• _EXTRACTED RECORDS_:
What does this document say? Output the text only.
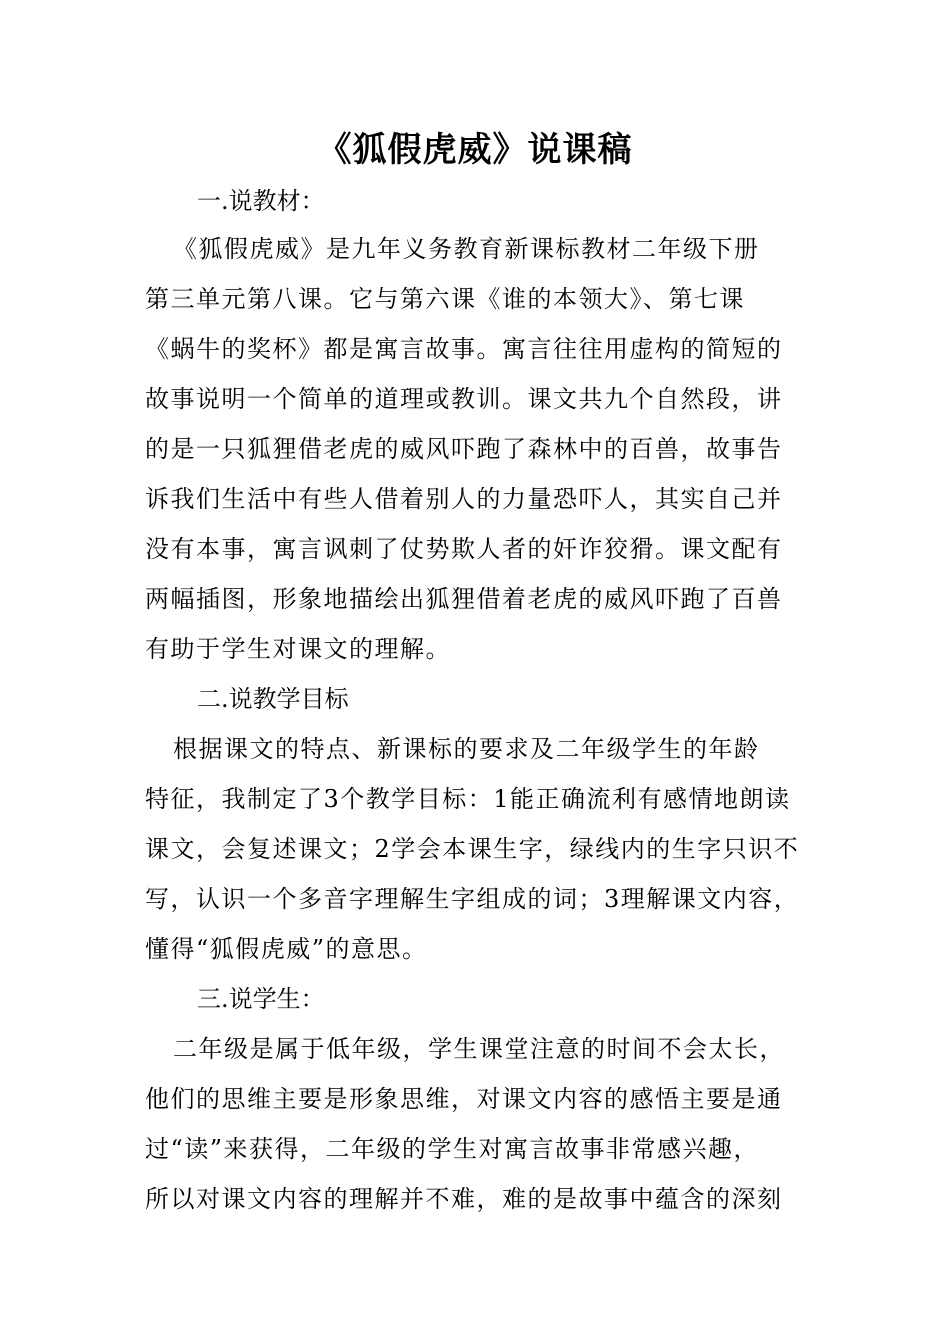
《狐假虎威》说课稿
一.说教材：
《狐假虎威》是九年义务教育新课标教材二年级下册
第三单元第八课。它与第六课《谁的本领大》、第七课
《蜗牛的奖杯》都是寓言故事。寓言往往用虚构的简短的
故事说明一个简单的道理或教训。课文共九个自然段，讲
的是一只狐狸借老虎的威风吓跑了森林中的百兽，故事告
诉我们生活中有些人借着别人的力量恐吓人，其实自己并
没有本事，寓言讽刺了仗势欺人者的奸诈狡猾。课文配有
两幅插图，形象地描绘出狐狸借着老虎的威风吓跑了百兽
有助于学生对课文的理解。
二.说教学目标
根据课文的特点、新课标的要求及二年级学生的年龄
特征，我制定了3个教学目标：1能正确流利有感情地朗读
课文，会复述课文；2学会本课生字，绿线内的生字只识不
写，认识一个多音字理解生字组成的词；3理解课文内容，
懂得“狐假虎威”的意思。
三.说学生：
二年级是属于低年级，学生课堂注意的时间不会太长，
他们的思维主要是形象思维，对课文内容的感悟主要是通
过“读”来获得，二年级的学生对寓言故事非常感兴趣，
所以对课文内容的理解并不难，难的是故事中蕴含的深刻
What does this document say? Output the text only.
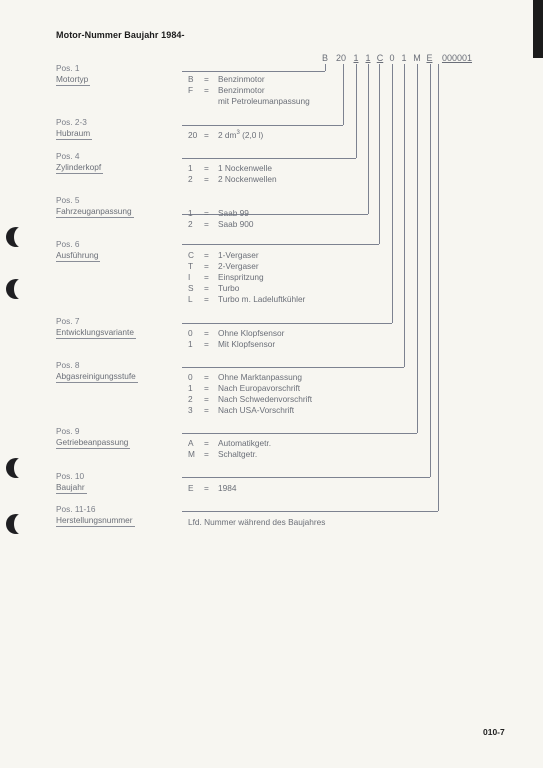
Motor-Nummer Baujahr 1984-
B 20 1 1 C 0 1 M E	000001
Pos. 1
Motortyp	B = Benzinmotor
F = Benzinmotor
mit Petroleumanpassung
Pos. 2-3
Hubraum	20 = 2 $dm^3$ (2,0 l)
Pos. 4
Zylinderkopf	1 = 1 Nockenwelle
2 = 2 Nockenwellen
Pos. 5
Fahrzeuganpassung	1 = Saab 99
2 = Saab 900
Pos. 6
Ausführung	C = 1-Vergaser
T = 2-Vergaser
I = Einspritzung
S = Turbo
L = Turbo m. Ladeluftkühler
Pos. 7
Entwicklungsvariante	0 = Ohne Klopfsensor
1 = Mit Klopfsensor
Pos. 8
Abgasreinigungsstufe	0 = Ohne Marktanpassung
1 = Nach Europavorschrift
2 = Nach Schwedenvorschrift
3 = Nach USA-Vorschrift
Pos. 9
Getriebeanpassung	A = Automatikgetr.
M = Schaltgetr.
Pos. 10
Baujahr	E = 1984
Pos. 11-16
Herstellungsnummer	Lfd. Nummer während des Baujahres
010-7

• _PROBLEM DETAILS_: Return the material word for word. Pictures are not part of the copy.

• _REPLY TO THE TASK_:
What does this document say? Output the text only.
《狐假虎威》说课稿
一.说教材：
《狐假虎威》是九年义务教育新课标教材二年级下册
第三单元第八课。它与第六课《谁的本领大》、第七课
《蜗牛的奖杯》都是寓言故事。寓言往往用虚构的简短的
故事说明一个简单的道理或教训。课文共九个自然段，讲
的是一只狐狸借老虎的威风吓跑了森林中的百兽，故事告
诉我们生活中有些人借着别人的力量恐吓人，其实自己并
没有本事，寓言讽刺了仗势欺人者的奸诈狡猾。课文配有
两幅插图，形象地描绘出狐狸借着老虎的威风吓跑了百兽
有助于学生对课文的理解。
二.说教学目标
根据课文的特点、新课标的要求及二年级学生的年龄
特征，我制定了3个教学目标：1能正确流利有感情地朗读
课文，会复述课文；2学会本课生字，绿线内的生字只识不
写，认识一个多音字理解生字组成的词；3理解课文内容，
懂得“狐假虎威”的意思。
三.说学生：
二年级是属于低年级，学生课堂注意的时间不会太长，
他们的思维主要是形象思维，对课文内容的感悟主要是通
过“读”来获得，二年级的学生对寓言故事非常感兴趣，
所以对课文内容的理解并不难，难的是故事中蕴含的深刻
What does this document say? Output the text only.
Motor-Nummer Baujahr 1984-
B 20 1 1 C 0 1 M E	000001
Pos. 1
Motortyp	B = Benzinmotor
F = Benzinmotor
mit Petroleumanpassung
Pos. 2-3
Hubraum	20 = 2 $dm^3$ (2,0 l)
Pos. 4
Zylinderkopf	1 = 1 Nockenwelle
2 = 2 Nockenwellen
Pos. 5
Fahrzeuganpassung	1 = Saab 99
2 = Saab 900
Pos. 6
Ausführung	C = 1-Vergaser
T = 2-Vergaser
I = Einspritzung
S = Turbo
L = Turbo m. Ladeluftkühler
Pos. 7
Entwicklungsvariante	0 = Ohne Klopfsensor
1 = Mit Klopfsensor
Pos. 8
Abgasreinigungsstufe	0 = Ohne Marktanpassung
1 = Nach Europavorschrift
2 = Nach Schwedenvorschrift
3 = Nach USA-Vorschrift
Pos. 9
Getriebeanpassung	A = Automatikgetr.
M = Schaltgetr.
Pos. 10
Baujahr	E = 1984
Pos. 11-16
Herstellungsnummer	Lfd. Nummer während des Baujahres
010-7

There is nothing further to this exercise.